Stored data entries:
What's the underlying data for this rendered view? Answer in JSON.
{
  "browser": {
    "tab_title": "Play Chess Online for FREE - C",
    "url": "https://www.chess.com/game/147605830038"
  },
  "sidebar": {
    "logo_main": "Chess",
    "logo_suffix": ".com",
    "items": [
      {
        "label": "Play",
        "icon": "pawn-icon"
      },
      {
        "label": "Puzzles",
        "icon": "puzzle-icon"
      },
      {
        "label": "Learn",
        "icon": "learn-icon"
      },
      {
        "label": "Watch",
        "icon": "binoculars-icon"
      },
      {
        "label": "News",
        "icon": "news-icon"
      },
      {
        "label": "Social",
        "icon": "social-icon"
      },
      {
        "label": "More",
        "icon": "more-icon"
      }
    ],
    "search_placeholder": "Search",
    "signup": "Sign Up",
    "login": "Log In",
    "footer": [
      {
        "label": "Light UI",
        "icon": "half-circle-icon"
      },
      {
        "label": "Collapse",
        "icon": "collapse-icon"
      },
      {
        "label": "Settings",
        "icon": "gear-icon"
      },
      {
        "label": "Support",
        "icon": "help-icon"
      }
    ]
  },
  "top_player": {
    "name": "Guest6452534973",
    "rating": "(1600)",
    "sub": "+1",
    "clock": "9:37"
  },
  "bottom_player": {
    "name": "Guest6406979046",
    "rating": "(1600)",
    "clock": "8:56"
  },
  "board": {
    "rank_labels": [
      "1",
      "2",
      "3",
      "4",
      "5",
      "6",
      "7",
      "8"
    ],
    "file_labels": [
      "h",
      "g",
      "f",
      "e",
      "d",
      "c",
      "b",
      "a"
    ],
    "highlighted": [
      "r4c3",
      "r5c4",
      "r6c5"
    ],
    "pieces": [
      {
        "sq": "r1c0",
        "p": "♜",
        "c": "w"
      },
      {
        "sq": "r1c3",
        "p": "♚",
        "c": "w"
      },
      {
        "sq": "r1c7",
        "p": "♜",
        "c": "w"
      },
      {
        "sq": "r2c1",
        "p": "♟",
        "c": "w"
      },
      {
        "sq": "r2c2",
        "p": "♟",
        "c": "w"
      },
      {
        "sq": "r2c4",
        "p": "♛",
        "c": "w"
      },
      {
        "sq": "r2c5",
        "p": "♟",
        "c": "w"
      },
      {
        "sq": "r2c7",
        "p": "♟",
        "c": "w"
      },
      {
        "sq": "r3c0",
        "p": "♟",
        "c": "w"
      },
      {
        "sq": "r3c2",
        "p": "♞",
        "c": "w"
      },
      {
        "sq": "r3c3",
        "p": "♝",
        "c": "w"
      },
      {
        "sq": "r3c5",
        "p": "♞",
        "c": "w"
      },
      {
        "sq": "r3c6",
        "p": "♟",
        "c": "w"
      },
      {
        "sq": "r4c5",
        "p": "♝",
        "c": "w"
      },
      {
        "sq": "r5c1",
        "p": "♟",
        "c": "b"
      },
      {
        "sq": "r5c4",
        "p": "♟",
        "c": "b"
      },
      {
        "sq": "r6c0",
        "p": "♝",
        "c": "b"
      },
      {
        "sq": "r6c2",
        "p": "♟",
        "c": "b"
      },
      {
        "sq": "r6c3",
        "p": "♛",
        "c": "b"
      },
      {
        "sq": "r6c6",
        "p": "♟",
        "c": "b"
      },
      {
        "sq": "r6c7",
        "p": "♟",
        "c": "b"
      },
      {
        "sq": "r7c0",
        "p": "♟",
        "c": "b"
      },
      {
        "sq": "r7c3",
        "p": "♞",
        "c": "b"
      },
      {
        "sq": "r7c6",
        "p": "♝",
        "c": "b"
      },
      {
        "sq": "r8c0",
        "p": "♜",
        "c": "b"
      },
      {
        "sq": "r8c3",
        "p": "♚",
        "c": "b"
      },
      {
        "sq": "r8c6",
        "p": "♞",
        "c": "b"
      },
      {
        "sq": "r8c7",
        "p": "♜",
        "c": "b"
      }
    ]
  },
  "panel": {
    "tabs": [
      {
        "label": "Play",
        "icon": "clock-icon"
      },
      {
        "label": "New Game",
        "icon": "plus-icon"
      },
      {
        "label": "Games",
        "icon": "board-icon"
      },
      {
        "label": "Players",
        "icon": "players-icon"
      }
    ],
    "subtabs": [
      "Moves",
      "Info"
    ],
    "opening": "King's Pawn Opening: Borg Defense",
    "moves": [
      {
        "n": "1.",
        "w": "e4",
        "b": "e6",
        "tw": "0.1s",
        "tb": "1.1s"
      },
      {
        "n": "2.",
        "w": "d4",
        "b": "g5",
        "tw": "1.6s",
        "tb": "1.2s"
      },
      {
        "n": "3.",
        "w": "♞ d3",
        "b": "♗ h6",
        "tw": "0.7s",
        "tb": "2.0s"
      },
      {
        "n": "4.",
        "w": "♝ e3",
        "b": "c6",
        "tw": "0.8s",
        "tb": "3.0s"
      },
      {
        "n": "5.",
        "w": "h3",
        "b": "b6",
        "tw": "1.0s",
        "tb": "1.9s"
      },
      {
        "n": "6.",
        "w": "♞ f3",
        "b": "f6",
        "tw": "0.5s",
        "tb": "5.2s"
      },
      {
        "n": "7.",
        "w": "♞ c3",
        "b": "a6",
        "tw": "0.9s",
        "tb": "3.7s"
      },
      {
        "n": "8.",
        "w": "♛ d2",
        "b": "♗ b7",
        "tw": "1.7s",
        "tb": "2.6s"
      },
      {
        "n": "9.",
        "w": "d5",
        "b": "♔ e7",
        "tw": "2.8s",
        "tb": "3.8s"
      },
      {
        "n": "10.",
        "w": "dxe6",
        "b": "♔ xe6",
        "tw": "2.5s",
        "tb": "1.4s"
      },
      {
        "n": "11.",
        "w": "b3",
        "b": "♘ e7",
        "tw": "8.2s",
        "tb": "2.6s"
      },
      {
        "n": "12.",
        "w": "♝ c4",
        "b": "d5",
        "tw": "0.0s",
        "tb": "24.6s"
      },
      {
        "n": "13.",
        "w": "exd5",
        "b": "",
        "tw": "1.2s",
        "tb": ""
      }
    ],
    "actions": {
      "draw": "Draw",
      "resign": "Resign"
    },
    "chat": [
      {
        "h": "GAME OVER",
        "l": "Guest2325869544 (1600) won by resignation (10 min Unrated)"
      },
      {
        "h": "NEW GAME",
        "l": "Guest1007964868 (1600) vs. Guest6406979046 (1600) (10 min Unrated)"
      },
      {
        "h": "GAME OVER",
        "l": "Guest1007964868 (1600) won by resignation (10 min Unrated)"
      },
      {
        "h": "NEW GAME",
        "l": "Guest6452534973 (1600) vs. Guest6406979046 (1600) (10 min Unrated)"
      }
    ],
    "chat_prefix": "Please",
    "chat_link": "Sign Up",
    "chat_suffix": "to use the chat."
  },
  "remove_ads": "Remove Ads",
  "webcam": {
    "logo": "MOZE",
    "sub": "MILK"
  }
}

* Work to complete
Output the entries exactly.

* Solution to this exercise
What's the underlying data for this rendered view? Answer in JSON.
{
  "browser": {
    "tab_title": "Play Chess Online for FREE - C",
    "url": "https://www.chess.com/game/147605830038"
  },
  "sidebar": {
    "logo_main": "Chess",
    "logo_suffix": ".com",
    "items": [
      {
        "label": "Play",
        "icon": "pawn-icon"
      },
      {
        "label": "Puzzles",
        "icon": "puzzle-icon"
      },
      {
        "label": "Learn",
        "icon": "learn-icon"
      },
      {
        "label": "Watch",
        "icon": "binoculars-icon"
      },
      {
        "label": "News",
        "icon": "news-icon"
      },
      {
        "label": "Social",
        "icon": "social-icon"
      },
      {
        "label": "More",
        "icon": "more-icon"
      }
    ],
    "search_placeholder": "Search",
    "signup": "Sign Up",
    "login": "Log In",
    "footer": [
      {
        "label": "Light UI",
        "icon": "half-circle-icon"
      },
      {
        "label": "Collapse",
        "icon": "collapse-icon"
      },
      {
        "label": "Settings",
        "icon": "gear-icon"
      },
      {
        "label": "Support",
        "icon": "help-icon"
      }
    ]
  },
  "top_player": {
    "name": "Guest6452534973",
    "rating": "(1600)",
    "sub": "+1",
    "clock": "9:37"
  },
  "bottom_player": {
    "name": "Guest6406979046",
    "rating": "(1600)",
    "clock": "8:56"
  },
  "board": {
    "rank_labels": [
      "1",
      "2",
      "3",
      "4",
      "5",
      "6",
      "7",
      "8"
    ],
    "file_labels": [
      "h",
      "g",
      "f",
      "e",
      "d",
      "c",
      "b",
      "a"
    ],
    "highlighted": [
      "r4c3",
      "r5c4",
      "r6c5"
    ],
    "pieces": [
      {
        "sq": "r1c0",
        "p": "♜",
        "c": "w"
      },
      {
        "sq": "r1c3",
        "p": "♚",
        "c": "w"
      },
      {
        "sq": "r1c7",
        "p": "♜",
        "c": "w"
      },
      {
        "sq": "r2c1",
        "p": "♟",
        "c": "w"
      },
      {
        "sq": "r2c2",
        "p": "♟",
        "c": "w"
      },
      {
        "sq": "r2c4",
        "p": "♛",
        "c": "w"
      },
      {
        "sq": "r2c5",
        "p": "♟",
        "c": "w"
      },
      {
        "sq": "r2c7",
        "p": "♟",
        "c": "w"
      },
      {
        "sq": "r3c0",
        "p": "♟",
        "c": "w"
      },
      {
        "sq": "r3c2",
        "p": "♞",
        "c": "w"
      },
      {
        "sq": "r3c3",
        "p": "♝",
        "c": "w"
      },
      {
        "sq": "r3c5",
        "p": "♞",
        "c": "w"
      },
      {
        "sq": "r3c6",
        "p": "♟",
        "c": "w"
      },
      {
        "sq": "r4c5",
        "p": "♝",
        "c": "w"
      },
      {
        "sq": "r5c1",
        "p": "♟",
        "c": "b"
      },
      {
        "sq": "r5c4",
        "p": "♟",
        "c": "b"
      },
      {
        "sq": "r6c0",
        "p": "♝",
        "c": "b"
      },
      {
        "sq": "r6c2",
        "p": "♟",
        "c": "b"
      },
      {
        "sq": "r6c3",
        "p": "♛",
        "c": "b"
      },
      {
        "sq": "r6c6",
        "p": "♟",
        "c": "b"
      },
      {
        "sq": "r6c7",
        "p": "♟",
        "c": "b"
      },
      {
        "sq": "r7c0",
        "p": "♟",
        "c": "b"
      },
      {
        "sq": "r7c3",
        "p": "♞",
        "c": "b"
      },
      {
        "sq": "r7c6",
        "p": "♝",
        "c": "b"
      },
      {
        "sq": "r8c0",
        "p": "♜",
        "c": "b"
      },
      {
        "sq": "r8c3",
        "p": "♚",
        "c": "b"
      },
      {
        "sq": "r8c6",
        "p": "♞",
        "c": "b"
      },
      {
        "sq": "r8c7",
        "p": "♜",
        "c": "b"
      }
    ]
  },
  "panel": {
    "tabs": [
      {
        "label": "Play",
        "icon": "clock-icon"
      },
      {
        "label": "New Game",
        "icon": "plus-icon"
      },
      {
        "label": "Games",
        "icon": "board-icon"
      },
      {
        "label": "Players",
        "icon": "players-icon"
      }
    ],
    "subtabs": [
      "Moves",
      "Info"
    ],
    "opening": "King's Pawn Opening: Borg Defense",
    "moves": [
      {
        "n": "1.",
        "w": "e4",
        "b": "e6",
        "tw": "0.1s",
        "tb": "1.1s"
      },
      {
        "n": "2.",
        "w": "d4",
        "b": "g5",
        "tw": "1.6s",
        "tb": "1.2s"
      },
      {
        "n": "3.",
        "w": "♞ d3",
        "b": "♗ h6",
        "tw": "0.7s",
        "tb": "2.0s"
      },
      {
        "n": "4.",
        "w": "♝ e3",
        "b": "c6",
        "tw": "0.8s",
        "tb": "3.0s"
      },
      {
        "n": "5.",
        "w": "h3",
        "b": "b6",
        "tw": "1.0s",
        "tb": "1.9s"
      },
      {
        "n": "6.",
        "w": "♞ f3",
        "b": "f6",
        "tw": "0.5s",
        "tb": "5.2s"
      },
      {
        "n": "7.",
        "w": "♞ c3",
        "b": "a6",
        "tw": "0.9s",
        "tb": "3.7s"
      },
      {
        "n": "8.",
        "w": "♛ d2",
        "b": "♗ b7",
        "tw": "1.7s",
        "tb": "2.6s"
      },
      {
        "n": "9.",
        "w": "d5",
        "b": "♔ e7",
        "tw": "2.8s",
        "tb": "3.8s"
      },
      {
        "n": "10.",
        "w": "dxe6",
        "b": "♔ xe6",
        "tw": "2.5s",
        "tb": "1.4s"
      },
      {
        "n": "11.",
        "w": "b3",
        "b": "♘ e7",
        "tw": "8.2s",
        "tb": "2.6s"
      },
      {
        "n": "12.",
        "w": "♝ c4",
        "b": "d5",
        "tw": "0.0s",
        "tb": "24.6s"
      },
      {
        "n": "13.",
        "w": "exd5",
        "b": "",
        "tw": "1.2s",
        "tb": ""
      }
    ],
    "actions": {
      "draw": "Draw",
      "resign": "Resign"
    },
    "chat": [
      {
        "h": "GAME OVER",
        "l": "Guest2325869544 (1600) won by resignation (10 min Unrated)"
      },
      {
        "h": "NEW GAME",
        "l": "Guest1007964868 (1600) vs. Guest6406979046 (1600) (10 min Unrated)"
      },
      {
        "h": "GAME OVER",
        "l": "Guest1007964868 (1600) won by resignation (10 min Unrated)"
      },
      {
        "h": "NEW GAME",
        "l": "Guest6452534973 (1600) vs. Guest6406979046 (1600) (10 min Unrated)"
      }
    ],
    "chat_prefix": "Please",
    "chat_link": "Sign Up",
    "chat_suffix": "to use the chat."
  },
  "remove_ads": "Remove Ads",
  "webcam": {
    "logo": "MOZE",
    "sub": "MILK"
  }
}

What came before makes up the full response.